----- THE RECORDS

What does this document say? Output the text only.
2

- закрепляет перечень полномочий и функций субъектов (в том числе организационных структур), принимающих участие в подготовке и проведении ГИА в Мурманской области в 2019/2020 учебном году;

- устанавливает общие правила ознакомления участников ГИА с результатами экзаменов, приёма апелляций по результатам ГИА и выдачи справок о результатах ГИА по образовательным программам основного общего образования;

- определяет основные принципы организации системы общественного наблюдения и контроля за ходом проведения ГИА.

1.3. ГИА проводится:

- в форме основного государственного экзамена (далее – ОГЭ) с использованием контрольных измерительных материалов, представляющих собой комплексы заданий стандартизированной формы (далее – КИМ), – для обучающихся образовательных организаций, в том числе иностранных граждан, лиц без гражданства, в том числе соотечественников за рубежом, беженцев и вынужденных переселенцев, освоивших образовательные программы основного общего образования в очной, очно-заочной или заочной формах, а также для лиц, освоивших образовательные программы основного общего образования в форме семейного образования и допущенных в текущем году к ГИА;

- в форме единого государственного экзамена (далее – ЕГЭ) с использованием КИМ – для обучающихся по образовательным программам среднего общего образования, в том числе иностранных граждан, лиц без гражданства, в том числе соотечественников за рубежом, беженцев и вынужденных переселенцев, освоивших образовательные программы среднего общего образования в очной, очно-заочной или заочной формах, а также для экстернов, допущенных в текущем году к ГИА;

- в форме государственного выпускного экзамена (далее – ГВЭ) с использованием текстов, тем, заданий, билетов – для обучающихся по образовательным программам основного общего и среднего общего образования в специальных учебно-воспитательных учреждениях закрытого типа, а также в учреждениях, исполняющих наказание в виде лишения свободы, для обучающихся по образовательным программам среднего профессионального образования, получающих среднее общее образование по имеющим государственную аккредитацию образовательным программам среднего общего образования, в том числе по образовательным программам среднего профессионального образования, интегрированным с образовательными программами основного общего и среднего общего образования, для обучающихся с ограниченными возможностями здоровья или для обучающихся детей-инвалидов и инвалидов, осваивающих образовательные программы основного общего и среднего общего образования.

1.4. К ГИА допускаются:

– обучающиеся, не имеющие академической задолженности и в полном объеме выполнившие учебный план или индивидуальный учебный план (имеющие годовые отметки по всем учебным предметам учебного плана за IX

----------

THE PROBLEM: Filter the entries down to the lines containing "текущем". Copy each of those lines.

THE SOLUTION:
- в форме основного государственного экзамена (далее – ОГЭ) с использованием контрольных измерительных материалов, представляющих собой комплексы заданий стандартизированной формы (далее – КИМ), – для обучающихся образовательных организаций, в том числе иностранных граждан, лиц без гражданства, в том числе соотечественников за рубежом, беженцев и вынужденных переселенцев, освоивших образовательные программы основного общего образования в очной, очно-заочной или заочной формах, а также для лиц, освоивших образовательные программы основного общего образования в форме семейного образования и допущенных в текущем году к ГИА;
- в форме единого государственного экзамена (далее – ЕГЭ) с использованием КИМ – для обучающихся по образовательным программам среднего общего образования, в том числе иностранных граждан, лиц без гражданства, в том числе соотечественников за рубежом, беженцев и вынужденных переселенцев, освоивших образовательные программы среднего общего образования в очной, очно-заочной или заочной формах, а также для экстернов, допущенных в текущем году к ГИА;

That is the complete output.